┌─ Task material

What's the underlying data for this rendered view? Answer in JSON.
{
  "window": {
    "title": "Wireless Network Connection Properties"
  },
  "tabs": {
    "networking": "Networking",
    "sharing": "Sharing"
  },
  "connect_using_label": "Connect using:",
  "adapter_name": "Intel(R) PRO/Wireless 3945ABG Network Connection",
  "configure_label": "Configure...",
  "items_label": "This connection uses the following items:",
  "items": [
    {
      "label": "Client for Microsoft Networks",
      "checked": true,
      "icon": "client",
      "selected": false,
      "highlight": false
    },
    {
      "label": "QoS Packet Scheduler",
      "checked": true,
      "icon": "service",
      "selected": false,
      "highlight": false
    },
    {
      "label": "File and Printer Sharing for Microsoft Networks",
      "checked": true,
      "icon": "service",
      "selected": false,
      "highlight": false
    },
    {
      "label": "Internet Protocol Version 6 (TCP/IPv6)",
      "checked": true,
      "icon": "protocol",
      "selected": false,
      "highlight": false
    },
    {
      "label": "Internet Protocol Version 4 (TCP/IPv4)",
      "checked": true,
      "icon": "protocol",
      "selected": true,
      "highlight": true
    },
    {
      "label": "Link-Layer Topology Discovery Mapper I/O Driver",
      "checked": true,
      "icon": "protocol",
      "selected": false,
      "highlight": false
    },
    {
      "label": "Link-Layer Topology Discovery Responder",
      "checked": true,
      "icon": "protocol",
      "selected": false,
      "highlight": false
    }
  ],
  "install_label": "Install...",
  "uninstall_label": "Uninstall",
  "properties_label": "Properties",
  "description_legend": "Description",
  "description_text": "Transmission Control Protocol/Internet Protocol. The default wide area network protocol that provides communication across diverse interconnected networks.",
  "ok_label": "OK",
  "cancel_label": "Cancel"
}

└─

- Description of the task
Each line of the listing above should be output exactly.

- The response
What's the underlying data for this rendered view? Answer in JSON.
{
  "window": {
    "title": "Wireless Network Connection Properties"
  },
  "tabs": {
    "networking": "Networking",
    "sharing": "Sharing"
  },
  "connect_using_label": "Connect using:",
  "adapter_name": "Intel(R) PRO/Wireless 3945ABG Network Connection",
  "configure_label": "Configure...",
  "items_label": "This connection uses the following items:",
  "items": [
    {
      "label": "Client for Microsoft Networks",
      "checked": true,
      "icon": "client",
      "selected": false,
      "highlight": false
    },
    {
      "label": "QoS Packet Scheduler",
      "checked": true,
      "icon": "service",
      "selected": false,
      "highlight": false
    },
    {
      "label": "File and Printer Sharing for Microsoft Networks",
      "checked": true,
      "icon": "service",
      "selected": false,
      "highlight": false
    },
    {
      "label": "Internet Protocol Version 6 (TCP/IPv6)",
      "checked": true,
      "icon": "protocol",
      "selected": false,
      "highlight": false
    },
    {
      "label": "Internet Protocol Version 4 (TCP/IPv4)",
      "checked": true,
      "icon": "protocol",
      "selected": true,
      "highlight": true
    },
    {
      "label": "Link-Layer Topology Discovery Mapper I/O Driver",
      "checked": true,
      "icon": "protocol",
      "selected": false,
      "highlight": false
    },
    {
      "label": "Link-Layer Topology Discovery Responder",
      "checked": true,
      "icon": "protocol",
      "selected": false,
      "highlight": false
    }
  ],
  "install_label": "Install...",
  "uninstall_label": "Uninstall",
  "properties_label": "Properties",
  "description_legend": "Description",
  "description_text": "Transmission Control Protocol/Internet Protocol. The default wide area network protocol that provides communication across diverse interconnected networks.",
  "ok_label": "OK",
  "cancel_label": "Cancel"
}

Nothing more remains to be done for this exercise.